_Exercise data_
◆ ◆ ◆ ◆ ◆ ◆ ◆

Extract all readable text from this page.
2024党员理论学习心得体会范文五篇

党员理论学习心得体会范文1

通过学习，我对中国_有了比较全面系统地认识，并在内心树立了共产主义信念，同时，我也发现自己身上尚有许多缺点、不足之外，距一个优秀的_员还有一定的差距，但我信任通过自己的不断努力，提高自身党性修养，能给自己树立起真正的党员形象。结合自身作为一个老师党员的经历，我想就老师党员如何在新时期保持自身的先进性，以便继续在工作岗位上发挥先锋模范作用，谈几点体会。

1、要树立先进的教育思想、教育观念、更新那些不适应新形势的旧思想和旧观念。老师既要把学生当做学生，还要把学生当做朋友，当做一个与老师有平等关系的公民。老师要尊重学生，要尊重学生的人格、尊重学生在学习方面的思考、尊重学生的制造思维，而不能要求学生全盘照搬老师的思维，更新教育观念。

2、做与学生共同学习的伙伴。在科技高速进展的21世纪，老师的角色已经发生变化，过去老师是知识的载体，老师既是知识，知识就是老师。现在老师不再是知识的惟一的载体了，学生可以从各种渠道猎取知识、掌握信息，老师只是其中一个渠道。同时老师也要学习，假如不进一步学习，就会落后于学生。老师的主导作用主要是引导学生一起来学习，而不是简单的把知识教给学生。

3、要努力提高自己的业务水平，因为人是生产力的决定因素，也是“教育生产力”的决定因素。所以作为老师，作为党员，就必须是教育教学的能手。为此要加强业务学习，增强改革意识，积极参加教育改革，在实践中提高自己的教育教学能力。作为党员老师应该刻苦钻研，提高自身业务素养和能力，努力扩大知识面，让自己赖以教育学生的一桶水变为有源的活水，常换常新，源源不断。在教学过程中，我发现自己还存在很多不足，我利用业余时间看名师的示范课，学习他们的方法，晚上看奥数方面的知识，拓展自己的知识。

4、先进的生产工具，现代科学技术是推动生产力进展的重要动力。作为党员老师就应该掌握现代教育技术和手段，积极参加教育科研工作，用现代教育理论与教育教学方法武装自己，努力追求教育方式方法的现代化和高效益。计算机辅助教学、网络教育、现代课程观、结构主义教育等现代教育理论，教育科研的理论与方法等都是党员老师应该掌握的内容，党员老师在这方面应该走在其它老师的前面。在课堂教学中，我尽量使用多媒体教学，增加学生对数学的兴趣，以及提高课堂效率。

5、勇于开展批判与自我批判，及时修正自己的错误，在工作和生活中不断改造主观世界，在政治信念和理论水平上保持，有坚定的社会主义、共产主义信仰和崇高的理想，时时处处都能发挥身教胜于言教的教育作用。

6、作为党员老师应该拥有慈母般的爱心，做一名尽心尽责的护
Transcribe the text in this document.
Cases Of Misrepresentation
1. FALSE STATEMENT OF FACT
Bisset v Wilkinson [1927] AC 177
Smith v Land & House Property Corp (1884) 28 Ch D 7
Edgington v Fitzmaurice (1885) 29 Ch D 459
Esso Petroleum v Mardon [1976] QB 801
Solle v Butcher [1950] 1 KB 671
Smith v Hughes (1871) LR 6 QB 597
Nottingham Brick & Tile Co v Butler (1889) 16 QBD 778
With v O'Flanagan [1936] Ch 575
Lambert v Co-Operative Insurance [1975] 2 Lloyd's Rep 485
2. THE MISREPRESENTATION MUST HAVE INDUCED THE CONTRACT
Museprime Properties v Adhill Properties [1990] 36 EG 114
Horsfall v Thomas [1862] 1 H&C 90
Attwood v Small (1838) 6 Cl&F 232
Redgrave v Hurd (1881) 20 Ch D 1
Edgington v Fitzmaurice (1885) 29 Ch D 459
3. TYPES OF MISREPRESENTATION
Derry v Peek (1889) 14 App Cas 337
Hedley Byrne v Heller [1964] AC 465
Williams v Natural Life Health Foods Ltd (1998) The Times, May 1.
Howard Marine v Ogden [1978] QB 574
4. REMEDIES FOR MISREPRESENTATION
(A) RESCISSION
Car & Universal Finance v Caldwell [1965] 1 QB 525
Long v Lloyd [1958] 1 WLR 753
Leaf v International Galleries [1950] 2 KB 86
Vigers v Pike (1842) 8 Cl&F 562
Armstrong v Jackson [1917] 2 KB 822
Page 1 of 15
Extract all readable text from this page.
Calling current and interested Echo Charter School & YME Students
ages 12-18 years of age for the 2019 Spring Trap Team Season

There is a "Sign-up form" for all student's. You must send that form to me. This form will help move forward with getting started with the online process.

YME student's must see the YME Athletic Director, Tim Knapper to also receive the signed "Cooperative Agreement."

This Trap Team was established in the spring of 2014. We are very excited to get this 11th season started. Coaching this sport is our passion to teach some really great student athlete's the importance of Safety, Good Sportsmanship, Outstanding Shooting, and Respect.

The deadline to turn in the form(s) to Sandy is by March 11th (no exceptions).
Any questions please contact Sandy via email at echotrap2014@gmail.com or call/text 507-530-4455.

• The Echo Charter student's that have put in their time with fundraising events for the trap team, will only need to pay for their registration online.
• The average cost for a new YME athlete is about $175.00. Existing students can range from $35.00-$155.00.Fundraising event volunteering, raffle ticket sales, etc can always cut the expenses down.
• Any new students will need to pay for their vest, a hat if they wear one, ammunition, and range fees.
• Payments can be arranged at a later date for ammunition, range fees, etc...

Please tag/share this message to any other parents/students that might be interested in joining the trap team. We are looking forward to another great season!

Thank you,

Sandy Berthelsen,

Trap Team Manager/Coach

◆ ◆ ◆ ◆ ◆ ◆ ◆

_Set task_
Repeat the data verbatim.

_Exercise result_
Extract all readable text from this page.
2024党员理论学习心得体会范文五篇

党员理论学习心得体会范文1

通过学习，我对中国_有了比较全面系统地认识，并在内心树立了共产主义信念，同时，我也发现自己身上尚有许多缺点、不足之外，距一个优秀的_员还有一定的差距，但我信任通过自己的不断努力，提高自身党性修养，能给自己树立起真正的党员形象。结合自身作为一个老师党员的经历，我想就老师党员如何在新时期保持自身的先进性，以便继续在工作岗位上发挥先锋模范作用，谈几点体会。

1、要树立先进的教育思想、教育观念、更新那些不适应新形势的旧思想和旧观念。老师既要把学生当做学生，还要把学生当做朋友，当做一个与老师有平等关系的公民。老师要尊重学生，要尊重学生的人格、尊重学生在学习方面的思考、尊重学生的制造思维，而不能要求学生全盘照搬老师的思维，更新教育观念。

2、做与学生共同学习的伙伴。在科技高速进展的21世纪，老师的角色已经发生变化，过去老师是知识的载体，老师既是知识，知识就是老师。现在老师不再是知识的惟一的载体了，学生可以从各种渠道猎取知识、掌握信息，老师只是其中一个渠道。同时老师也要学习，假如不进一步学习，就会落后于学生。老师的主导作用主要是引导学生一起来学习，而不是简单的把知识教给学生。

3、要努力提高自己的业务水平，因为人是生产力的决定因素，也是“教育生产力”的决定因素。所以作为老师，作为党员，就必须是教育教学的能手。为此要加强业务学习，增强改革意识，积极参加教育改革，在实践中提高自己的教育教学能力。作为党员老师应该刻苦钻研，提高自身业务素养和能力，努力扩大知识面，让自己赖以教育学生的一桶水变为有源的活水，常换常新，源源不断。在教学过程中，我发现自己还存在很多不足，我利用业余时间看名师的示范课，学习他们的方法，晚上看奥数方面的知识，拓展自己的知识。

4、先进的生产工具，现代科学技术是推动生产力进展的重要动力。作为党员老师就应该掌握现代教育技术和手段，积极参加教育科研工作，用现代教育理论与教育教学方法武装自己，努力追求教育方式方法的现代化和高效益。计算机辅助教学、网络教育、现代课程观、结构主义教育等现代教育理论，教育科研的理论与方法等都是党员老师应该掌握的内容，党员老师在这方面应该走在其它老师的前面。在课堂教学中，我尽量使用多媒体教学，增加学生对数学的兴趣，以及提高课堂效率。

5、勇于开展批判与自我批判，及时修正自己的错误，在工作和生活中不断改造主观世界，在政治信念和理论水平上保持，有坚定的社会主义、共产主义信仰和崇高的理想，时时处处都能发挥身教胜于言教的教育作用。

6、作为党员老师应该拥有慈母般的爱心，做一名尽心尽责的护
Transcribe the text in this document.
Cases Of Misrepresentation
1. FALSE STATEMENT OF FACT
Bisset v Wilkinson [1927] AC 177
Smith v Land & House Property Corp (1884) 28 Ch D 7
Edgington v Fitzmaurice (1885) 29 Ch D 459
Esso Petroleum v Mardon [1976] QB 801
Solle v Butcher [1950] 1 KB 671
Smith v Hughes (1871) LR 6 QB 597
Nottingham Brick & Tile Co v Butler (1889) 16 QBD 778
With v O'Flanagan [1936] Ch 575
Lambert v Co-Operative Insurance [1975] 2 Lloyd's Rep 485
2. THE MISREPRESENTATION MUST HAVE INDUCED THE CONTRACT
Museprime Properties v Adhill Properties [1990] 36 EG 114
Horsfall v Thomas [1862] 1 H&C 90
Attwood v Small (1838) 6 Cl&F 232
Redgrave v Hurd (1881) 20 Ch D 1
Edgington v Fitzmaurice (1885) 29 Ch D 459
3. TYPES OF MISREPRESENTATION
Derry v Peek (1889) 14 App Cas 337
Hedley Byrne v Heller [1964] AC 465
Williams v Natural Life Health Foods Ltd (1998) The Times, May 1.
Howard Marine v Ogden [1978] QB 574
4. REMEDIES FOR MISREPRESENTATION
(A) RESCISSION
Car & Universal Finance v Caldwell [1965] 1 QB 525
Long v Lloyd [1958] 1 WLR 753
Leaf v International Galleries [1950] 2 KB 86
Vigers v Pike (1842) 8 Cl&F 562
Armstrong v Jackson [1917] 2 KB 822
Page 1 of 15
Extract all readable text from this page.
Calling current and interested Echo Charter School & YME Students
ages 12-18 years of age for the 2019 Spring Trap Team Season

There is a "Sign-up form" for all student's. You must send that form to me. This form will help move forward with getting started with the online process.

YME student's must see the YME Athletic Director, Tim Knapper to also receive the signed "Cooperative Agreement."

This Trap Team was established in the spring of 2014. We are very excited to get this 11th season started. Coaching this sport is our passion to teach some really great student athlete's the importance of Safety, Good Sportsmanship, Outstanding Shooting, and Respect.

The deadline to turn in the form(s) to Sandy is by March 11th (no exceptions).
Any questions please contact Sandy via email at echotrap2014@gmail.com or call/text 507-530-4455.

• The Echo Charter student's that have put in their time with fundraising events for the trap team, will only need to pay for their registration online.
• The average cost for a new YME athlete is about $175.00. Existing students can range from $35.00-$155.00.Fundraising event volunteering, raffle ticket sales, etc can always cut the expenses down.
• Any new students will need to pay for their vest, a hat if they wear one, ammunition, and range fees.
• Payments can be arranged at a later date for ammunition, range fees, etc...

Please tag/share this message to any other parents/students that might be interested in joining the trap team. We are looking forward to another great season!

Thank you,

Sandy Berthelsen,

Trap Team Manager/Coach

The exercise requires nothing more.